— START EXERCISE MATERIALS —

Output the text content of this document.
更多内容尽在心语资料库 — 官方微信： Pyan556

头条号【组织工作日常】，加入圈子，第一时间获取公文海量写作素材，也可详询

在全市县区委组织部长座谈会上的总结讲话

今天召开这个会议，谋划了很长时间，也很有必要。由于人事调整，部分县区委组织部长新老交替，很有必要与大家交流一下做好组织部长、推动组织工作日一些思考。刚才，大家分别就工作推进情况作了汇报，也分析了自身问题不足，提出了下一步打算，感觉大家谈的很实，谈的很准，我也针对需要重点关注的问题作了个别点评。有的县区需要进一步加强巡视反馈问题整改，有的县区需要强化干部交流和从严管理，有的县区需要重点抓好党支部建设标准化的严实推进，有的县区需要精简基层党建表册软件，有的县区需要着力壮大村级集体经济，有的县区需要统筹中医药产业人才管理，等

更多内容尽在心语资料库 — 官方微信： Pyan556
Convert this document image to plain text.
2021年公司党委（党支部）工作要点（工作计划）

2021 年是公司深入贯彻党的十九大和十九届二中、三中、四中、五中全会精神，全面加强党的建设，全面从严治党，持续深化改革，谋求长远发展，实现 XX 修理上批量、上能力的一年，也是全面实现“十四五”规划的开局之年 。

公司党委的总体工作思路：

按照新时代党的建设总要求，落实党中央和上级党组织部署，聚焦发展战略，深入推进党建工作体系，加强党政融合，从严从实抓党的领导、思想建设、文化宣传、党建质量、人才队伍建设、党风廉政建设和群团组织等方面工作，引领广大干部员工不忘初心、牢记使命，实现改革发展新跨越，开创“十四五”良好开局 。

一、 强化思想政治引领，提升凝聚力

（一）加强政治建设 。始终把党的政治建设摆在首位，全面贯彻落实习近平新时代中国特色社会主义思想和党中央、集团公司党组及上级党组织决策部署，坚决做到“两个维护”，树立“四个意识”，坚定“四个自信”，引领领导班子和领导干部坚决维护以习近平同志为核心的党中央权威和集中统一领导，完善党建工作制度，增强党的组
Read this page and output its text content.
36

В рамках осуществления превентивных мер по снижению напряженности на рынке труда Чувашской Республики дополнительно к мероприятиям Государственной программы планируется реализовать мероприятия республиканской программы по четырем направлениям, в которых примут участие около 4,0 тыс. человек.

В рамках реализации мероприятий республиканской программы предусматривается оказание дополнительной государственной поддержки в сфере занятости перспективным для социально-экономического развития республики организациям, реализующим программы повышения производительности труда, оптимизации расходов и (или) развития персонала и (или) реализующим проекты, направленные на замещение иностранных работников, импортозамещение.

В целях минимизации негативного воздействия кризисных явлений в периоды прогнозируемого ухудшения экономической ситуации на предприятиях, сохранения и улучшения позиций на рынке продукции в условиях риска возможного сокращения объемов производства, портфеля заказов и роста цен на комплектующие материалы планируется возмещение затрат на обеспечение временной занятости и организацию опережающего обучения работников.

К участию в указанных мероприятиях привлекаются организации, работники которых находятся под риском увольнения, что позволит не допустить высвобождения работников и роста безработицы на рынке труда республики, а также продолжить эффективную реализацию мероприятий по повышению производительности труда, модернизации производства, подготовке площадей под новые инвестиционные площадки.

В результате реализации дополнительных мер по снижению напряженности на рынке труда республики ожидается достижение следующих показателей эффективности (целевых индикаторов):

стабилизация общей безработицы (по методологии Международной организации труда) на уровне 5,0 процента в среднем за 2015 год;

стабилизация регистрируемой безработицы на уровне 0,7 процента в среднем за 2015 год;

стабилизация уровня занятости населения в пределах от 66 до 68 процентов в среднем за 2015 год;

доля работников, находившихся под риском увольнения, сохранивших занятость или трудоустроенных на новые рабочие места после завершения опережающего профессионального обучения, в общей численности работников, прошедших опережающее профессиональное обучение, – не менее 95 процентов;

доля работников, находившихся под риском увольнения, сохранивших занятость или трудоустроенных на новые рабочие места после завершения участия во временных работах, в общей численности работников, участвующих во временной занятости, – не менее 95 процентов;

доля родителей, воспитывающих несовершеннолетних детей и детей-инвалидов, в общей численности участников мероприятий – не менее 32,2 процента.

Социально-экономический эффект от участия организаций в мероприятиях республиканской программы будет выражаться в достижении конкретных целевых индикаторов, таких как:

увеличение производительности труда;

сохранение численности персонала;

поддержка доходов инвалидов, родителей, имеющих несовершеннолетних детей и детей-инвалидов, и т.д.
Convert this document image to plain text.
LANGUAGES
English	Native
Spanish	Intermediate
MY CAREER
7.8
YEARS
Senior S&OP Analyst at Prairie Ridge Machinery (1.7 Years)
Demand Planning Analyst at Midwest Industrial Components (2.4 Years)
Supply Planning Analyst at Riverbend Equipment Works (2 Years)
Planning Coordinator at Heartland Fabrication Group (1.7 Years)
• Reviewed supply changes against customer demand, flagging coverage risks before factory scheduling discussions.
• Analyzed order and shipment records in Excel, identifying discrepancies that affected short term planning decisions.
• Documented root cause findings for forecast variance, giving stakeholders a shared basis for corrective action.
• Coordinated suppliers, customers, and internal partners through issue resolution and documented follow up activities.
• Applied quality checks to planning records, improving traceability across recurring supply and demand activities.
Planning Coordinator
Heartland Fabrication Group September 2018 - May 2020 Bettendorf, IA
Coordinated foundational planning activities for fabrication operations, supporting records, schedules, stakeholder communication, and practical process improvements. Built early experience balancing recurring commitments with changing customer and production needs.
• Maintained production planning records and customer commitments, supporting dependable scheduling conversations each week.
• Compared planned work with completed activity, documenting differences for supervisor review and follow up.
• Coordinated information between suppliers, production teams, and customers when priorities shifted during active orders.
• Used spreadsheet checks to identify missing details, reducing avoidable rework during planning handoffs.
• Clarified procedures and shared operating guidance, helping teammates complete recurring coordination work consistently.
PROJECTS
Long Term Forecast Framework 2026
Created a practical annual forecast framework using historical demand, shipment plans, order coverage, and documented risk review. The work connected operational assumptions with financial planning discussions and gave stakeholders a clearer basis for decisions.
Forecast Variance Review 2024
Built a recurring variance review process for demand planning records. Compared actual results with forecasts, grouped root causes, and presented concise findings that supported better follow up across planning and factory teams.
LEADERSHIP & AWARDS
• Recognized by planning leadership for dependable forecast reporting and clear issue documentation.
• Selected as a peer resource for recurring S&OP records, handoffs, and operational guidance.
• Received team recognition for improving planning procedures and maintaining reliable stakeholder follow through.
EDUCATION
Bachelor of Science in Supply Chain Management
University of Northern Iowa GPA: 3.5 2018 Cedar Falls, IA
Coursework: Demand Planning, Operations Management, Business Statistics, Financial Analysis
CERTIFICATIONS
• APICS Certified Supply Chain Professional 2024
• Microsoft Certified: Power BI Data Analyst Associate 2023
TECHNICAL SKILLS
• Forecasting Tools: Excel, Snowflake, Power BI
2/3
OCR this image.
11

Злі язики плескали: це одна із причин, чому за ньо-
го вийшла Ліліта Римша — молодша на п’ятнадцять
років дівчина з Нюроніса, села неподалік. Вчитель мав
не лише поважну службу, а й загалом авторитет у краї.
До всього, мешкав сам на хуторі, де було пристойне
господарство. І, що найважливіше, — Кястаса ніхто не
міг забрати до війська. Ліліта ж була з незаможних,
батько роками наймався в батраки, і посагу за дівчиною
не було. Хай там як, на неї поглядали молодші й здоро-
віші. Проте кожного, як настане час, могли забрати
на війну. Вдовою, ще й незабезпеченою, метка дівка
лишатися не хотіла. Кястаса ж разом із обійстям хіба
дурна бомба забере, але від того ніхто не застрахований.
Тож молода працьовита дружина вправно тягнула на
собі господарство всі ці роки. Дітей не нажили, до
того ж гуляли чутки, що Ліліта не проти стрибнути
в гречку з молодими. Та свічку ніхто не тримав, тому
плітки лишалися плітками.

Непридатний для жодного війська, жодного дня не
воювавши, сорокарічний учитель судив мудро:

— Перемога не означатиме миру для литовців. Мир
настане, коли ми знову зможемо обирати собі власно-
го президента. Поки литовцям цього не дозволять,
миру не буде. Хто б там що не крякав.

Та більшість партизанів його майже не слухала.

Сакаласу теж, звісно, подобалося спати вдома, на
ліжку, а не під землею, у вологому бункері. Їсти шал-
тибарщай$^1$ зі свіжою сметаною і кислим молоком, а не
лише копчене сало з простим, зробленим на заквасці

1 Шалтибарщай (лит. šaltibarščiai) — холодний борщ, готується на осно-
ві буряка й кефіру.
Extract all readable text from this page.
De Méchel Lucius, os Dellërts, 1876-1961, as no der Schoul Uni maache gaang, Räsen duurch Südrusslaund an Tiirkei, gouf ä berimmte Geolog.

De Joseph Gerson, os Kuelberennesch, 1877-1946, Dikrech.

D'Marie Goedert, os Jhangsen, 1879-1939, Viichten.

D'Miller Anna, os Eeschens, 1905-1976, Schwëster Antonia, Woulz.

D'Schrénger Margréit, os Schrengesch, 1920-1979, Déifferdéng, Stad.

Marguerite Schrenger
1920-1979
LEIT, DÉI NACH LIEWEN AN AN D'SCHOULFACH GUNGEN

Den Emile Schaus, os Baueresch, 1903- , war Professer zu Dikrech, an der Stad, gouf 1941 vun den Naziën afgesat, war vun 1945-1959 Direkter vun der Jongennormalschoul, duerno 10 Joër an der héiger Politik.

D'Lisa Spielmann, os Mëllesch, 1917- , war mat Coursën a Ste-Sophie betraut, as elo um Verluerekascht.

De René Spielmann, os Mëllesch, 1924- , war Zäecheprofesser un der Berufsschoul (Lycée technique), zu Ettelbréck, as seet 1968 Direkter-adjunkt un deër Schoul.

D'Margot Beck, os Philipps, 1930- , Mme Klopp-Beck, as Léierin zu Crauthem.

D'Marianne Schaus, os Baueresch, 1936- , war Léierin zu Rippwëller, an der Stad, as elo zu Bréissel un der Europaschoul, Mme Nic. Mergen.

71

— END EXERCISE MATERIALS —

Report how many lines in this data include the string "Dikrech", and nothing else.

* COMPLETE OUTPUT *
2